:: Exercise details ::
Copy out the lines of the entries verbatim, starting at the line that contains "home-icon <box>383 503 399 520</box>" and ending at the final line of the entries, with both ends included.

(Data drawn from a collection)
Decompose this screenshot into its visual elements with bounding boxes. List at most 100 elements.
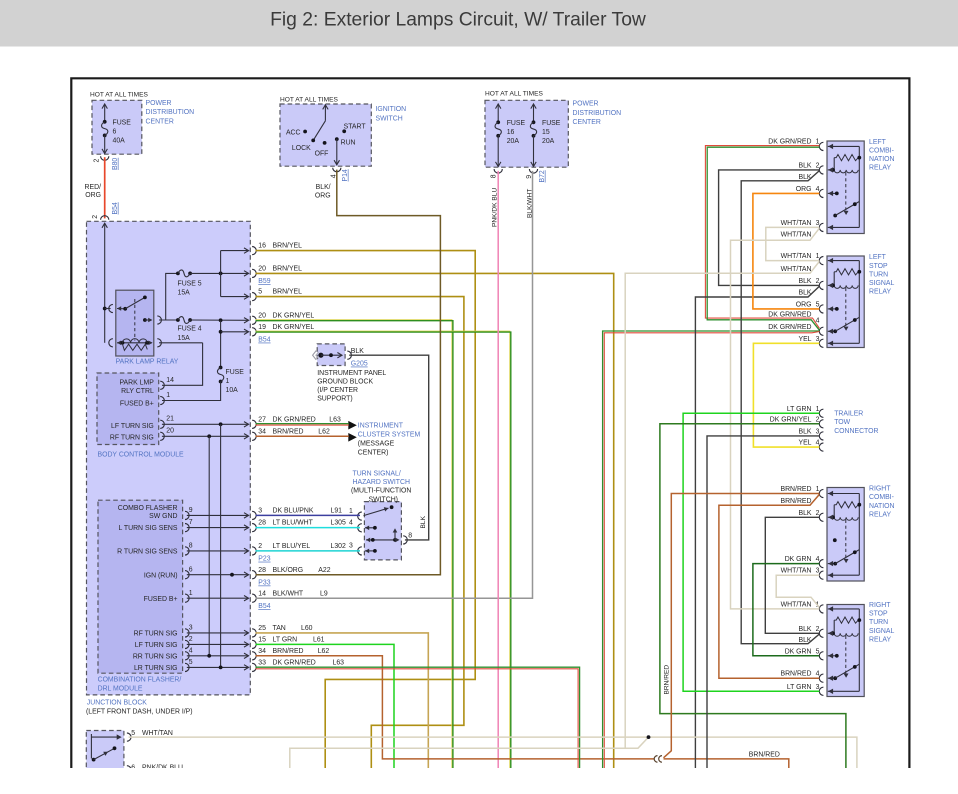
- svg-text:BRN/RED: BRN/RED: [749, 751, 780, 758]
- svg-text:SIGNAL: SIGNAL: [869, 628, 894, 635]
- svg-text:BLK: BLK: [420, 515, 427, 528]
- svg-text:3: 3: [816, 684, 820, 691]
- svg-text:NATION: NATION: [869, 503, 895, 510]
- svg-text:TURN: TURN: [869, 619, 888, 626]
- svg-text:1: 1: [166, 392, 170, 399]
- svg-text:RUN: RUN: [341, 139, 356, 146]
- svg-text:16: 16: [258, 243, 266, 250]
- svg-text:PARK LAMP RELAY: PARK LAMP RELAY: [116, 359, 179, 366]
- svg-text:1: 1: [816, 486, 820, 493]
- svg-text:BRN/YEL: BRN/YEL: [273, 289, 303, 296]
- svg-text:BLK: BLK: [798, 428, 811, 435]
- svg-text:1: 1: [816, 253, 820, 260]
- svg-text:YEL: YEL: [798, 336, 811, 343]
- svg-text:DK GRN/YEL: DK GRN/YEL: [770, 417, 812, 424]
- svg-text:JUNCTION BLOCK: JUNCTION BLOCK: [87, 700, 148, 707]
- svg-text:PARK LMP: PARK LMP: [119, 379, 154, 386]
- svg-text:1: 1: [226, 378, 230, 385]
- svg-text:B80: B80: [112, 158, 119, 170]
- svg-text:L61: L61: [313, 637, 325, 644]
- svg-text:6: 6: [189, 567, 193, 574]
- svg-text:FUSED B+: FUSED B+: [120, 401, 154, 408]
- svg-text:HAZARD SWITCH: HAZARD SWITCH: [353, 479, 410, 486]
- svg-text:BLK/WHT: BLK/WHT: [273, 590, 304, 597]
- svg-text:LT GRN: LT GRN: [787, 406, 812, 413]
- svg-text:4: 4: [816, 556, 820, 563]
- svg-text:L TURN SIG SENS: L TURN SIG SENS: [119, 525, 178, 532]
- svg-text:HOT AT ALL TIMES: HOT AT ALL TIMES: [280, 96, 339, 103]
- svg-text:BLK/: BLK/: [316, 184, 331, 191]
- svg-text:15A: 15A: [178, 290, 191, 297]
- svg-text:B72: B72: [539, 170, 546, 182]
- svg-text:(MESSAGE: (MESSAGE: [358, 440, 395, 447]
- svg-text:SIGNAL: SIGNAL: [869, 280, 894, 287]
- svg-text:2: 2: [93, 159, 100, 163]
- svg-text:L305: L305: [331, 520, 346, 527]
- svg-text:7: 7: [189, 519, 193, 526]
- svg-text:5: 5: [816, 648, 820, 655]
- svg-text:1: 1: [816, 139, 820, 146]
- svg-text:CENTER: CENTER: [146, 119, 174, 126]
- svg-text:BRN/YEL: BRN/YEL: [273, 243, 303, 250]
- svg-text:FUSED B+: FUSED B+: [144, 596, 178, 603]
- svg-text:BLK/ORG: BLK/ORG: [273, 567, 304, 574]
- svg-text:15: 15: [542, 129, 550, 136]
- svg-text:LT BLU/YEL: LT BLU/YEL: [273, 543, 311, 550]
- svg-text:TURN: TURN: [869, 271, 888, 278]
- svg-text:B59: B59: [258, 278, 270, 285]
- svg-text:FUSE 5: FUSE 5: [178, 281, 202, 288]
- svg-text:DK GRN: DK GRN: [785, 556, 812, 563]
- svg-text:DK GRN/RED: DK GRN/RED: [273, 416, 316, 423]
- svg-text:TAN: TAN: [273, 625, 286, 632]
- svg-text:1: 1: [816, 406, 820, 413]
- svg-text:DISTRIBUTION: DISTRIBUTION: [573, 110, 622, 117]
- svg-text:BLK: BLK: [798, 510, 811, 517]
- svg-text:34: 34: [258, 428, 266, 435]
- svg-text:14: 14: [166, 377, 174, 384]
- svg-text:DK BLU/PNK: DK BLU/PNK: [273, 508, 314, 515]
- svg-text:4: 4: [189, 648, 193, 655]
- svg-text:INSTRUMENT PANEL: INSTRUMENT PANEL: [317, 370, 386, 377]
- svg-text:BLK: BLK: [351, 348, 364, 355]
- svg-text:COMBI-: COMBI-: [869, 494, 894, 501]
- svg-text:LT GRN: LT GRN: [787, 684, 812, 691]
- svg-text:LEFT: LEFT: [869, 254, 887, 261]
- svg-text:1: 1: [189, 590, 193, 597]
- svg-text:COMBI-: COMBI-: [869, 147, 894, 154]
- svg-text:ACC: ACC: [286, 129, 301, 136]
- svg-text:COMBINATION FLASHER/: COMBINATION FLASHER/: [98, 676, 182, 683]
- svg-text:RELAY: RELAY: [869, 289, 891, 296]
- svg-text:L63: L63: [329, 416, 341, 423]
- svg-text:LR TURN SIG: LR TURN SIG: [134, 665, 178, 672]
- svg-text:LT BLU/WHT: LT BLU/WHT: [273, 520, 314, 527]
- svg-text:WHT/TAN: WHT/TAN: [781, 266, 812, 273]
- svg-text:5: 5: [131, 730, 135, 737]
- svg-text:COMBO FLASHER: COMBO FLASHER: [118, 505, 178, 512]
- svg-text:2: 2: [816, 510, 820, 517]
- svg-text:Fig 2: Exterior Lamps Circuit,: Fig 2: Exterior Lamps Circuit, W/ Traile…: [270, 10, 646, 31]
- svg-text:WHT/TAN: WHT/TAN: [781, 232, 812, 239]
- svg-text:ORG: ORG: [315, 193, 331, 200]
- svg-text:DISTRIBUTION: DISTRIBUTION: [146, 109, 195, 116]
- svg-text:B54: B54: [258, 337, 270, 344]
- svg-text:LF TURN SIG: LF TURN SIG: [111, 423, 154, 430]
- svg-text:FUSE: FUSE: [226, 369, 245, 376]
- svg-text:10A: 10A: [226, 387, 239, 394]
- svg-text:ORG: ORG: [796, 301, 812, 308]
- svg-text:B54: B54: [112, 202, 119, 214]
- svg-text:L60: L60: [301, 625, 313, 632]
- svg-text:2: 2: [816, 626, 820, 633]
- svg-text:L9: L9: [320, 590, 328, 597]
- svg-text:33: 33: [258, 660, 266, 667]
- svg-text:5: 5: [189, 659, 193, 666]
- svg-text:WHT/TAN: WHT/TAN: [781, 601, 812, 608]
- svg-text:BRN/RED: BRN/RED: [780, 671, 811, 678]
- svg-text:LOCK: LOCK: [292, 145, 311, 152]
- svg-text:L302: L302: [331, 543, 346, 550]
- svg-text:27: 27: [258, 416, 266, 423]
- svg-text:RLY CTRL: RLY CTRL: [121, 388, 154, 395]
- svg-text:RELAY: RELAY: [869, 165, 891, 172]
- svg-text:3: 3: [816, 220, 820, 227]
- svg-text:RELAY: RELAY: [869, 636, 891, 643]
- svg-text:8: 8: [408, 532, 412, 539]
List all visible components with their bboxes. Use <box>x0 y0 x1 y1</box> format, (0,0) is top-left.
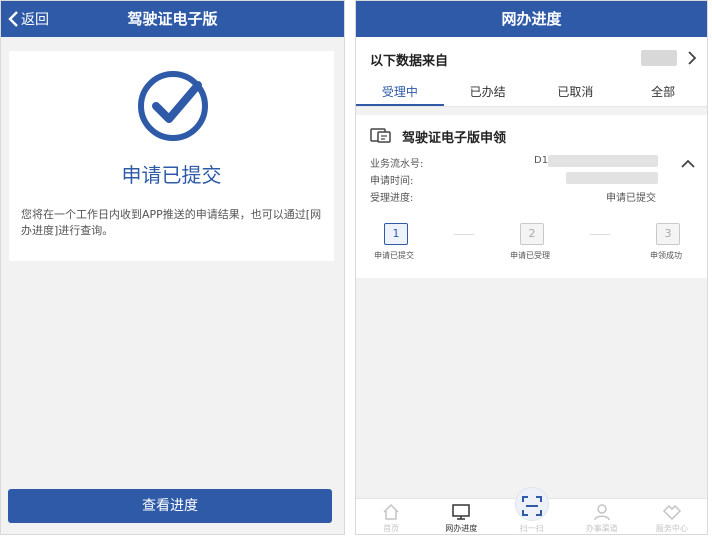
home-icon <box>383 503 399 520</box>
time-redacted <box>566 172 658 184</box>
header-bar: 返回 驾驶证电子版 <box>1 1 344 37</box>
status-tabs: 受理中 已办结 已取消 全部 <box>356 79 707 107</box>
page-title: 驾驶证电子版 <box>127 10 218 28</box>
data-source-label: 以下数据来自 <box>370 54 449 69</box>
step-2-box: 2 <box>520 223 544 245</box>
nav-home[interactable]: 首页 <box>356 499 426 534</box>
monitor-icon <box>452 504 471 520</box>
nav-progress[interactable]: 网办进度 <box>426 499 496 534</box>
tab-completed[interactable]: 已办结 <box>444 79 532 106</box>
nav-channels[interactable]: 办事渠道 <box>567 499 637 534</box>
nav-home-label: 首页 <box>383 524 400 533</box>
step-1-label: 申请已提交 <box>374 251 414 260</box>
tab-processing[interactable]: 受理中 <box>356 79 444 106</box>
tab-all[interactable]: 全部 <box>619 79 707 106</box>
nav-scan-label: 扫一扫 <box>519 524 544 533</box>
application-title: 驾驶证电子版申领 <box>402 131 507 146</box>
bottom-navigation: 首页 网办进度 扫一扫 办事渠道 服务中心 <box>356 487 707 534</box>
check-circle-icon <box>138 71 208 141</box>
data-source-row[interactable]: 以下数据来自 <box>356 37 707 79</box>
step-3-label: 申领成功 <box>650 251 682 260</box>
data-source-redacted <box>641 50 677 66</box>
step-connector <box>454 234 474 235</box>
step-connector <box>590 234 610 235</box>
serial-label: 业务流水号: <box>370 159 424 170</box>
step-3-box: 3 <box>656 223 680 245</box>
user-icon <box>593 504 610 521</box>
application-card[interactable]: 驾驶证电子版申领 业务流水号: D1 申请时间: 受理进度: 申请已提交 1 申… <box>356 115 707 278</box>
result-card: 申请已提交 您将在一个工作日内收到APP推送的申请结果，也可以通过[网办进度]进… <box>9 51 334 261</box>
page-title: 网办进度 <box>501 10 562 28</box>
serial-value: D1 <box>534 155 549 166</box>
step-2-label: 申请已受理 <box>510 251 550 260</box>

:: Answer to this exercise ::
home-icon <box>383 503 399 520</box>
time-redacted <box>566 172 658 184</box>
header-bar: 返回 驾驶证电子版 <box>1 1 344 37</box>
status-tabs: 受理中 已办结 已取消 全部 <box>356 79 707 107</box>
page-title: 驾驶证电子版 <box>127 10 218 28</box>
data-source-label: 以下数据来自 <box>370 54 449 69</box>
step-2-box: 2 <box>520 223 544 245</box>
nav-home[interactable]: 首页 <box>356 499 426 534</box>
monitor-icon <box>452 504 471 520</box>
nav-progress[interactable]: 网办进度 <box>426 499 496 534</box>
tab-completed[interactable]: 已办结 <box>444 79 532 106</box>
nav-channels[interactable]: 办事渠道 <box>567 499 637 534</box>
nav-home-label: 首页 <box>383 524 400 533</box>
step-1-label: 申请已提交 <box>374 251 414 260</box>
tab-processing[interactable]: 受理中 <box>356 79 444 106</box>
tab-all[interactable]: 全部 <box>619 79 707 106</box>
nav-scan-label: 扫一扫 <box>519 524 544 533</box>
application-title: 驾驶证电子版申领 <box>402 131 507 146</box>
bottom-navigation: 首页 网办进度 扫一扫 办事渠道 服务中心 <box>356 487 707 534</box>
check-circle-icon <box>138 71 208 141</box>
data-source-row[interactable]: 以下数据来自 <box>356 37 707 79</box>
step-3-label: 申领成功 <box>650 251 682 260</box>
data-source-redacted <box>641 50 677 66</box>
step-connector <box>454 234 474 235</box>
step-connector <box>590 234 610 235</box>
serial-label: 业务流水号: <box>370 159 424 170</box>
step-3-box: 3 <box>656 223 680 245</box>
user-icon <box>593 504 610 521</box>
application-card[interactable]: 驾驶证电子版申领 业务流水号: D1 申请时间: 受理进度: 申请已提交 1 申… <box>356 115 707 278</box>
result-card: 申请已提交 您将在一个工作日内收到APP推送的申请结果，也可以通过[网办进度]进… <box>9 51 334 261</box>
page-title: 网办进度 <box>501 10 562 28</box>
serial-value: D1 <box>534 155 549 166</box>
step-2-label: 申请已受理 <box>510 251 550 260</box>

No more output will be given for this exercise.